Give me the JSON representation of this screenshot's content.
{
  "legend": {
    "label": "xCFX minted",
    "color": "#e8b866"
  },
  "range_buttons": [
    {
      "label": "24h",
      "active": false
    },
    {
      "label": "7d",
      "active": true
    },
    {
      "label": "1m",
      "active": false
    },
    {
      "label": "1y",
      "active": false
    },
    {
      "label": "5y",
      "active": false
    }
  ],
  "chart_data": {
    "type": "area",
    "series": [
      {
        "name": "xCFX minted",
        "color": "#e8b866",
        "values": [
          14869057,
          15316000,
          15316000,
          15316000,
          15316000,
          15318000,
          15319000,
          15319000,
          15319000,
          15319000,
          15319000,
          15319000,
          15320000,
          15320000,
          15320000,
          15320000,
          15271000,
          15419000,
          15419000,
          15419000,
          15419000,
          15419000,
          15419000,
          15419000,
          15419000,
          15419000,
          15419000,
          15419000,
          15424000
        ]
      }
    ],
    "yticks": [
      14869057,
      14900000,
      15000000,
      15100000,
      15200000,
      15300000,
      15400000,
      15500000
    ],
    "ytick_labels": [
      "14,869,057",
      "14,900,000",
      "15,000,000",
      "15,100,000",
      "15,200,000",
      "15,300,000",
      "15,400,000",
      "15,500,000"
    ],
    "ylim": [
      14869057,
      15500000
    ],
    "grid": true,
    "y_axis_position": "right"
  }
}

———

§ **Task**
Produce a verbatim transcription of the entries above.

§ **Solution to this task**
Give me the JSON representation of this screenshot's content.
{
  "legend": {
    "label": "xCFX minted",
    "color": "#e8b866"
  },
  "range_buttons": [
    {
      "label": "24h",
      "active": false
    },
    {
      "label": "7d",
      "active": true
    },
    {
      "label": "1m",
      "active": false
    },
    {
      "label": "1y",
      "active": false
    },
    {
      "label": "5y",
      "active": false
    }
  ],
  "chart_data": {
    "type": "area",
    "series": [
      {
        "name": "xCFX minted",
        "color": "#e8b866",
        "values": [
          14869057,
          15316000,
          15316000,
          15316000,
          15316000,
          15318000,
          15319000,
          15319000,
          15319000,
          15319000,
          15319000,
          15319000,
          15320000,
          15320000,
          15320000,
          15320000,
          15271000,
          15419000,
          15419000,
          15419000,
          15419000,
          15419000,
          15419000,
          15419000,
          15419000,
          15419000,
          15419000,
          15419000,
          15424000
        ]
      }
    ],
    "yticks": [
      14869057,
      14900000,
      15000000,
      15100000,
      15200000,
      15300000,
      15400000,
      15500000
    ],
    "ytick_labels": [
      "14,869,057",
      "14,900,000",
      "15,000,000",
      "15,100,000",
      "15,200,000",
      "15,300,000",
      "15,400,000",
      "15,500,000"
    ],
    "ylim": [
      14869057,
      15500000
    ],
    "grid": true,
    "y_axis_position": "right"
  }
}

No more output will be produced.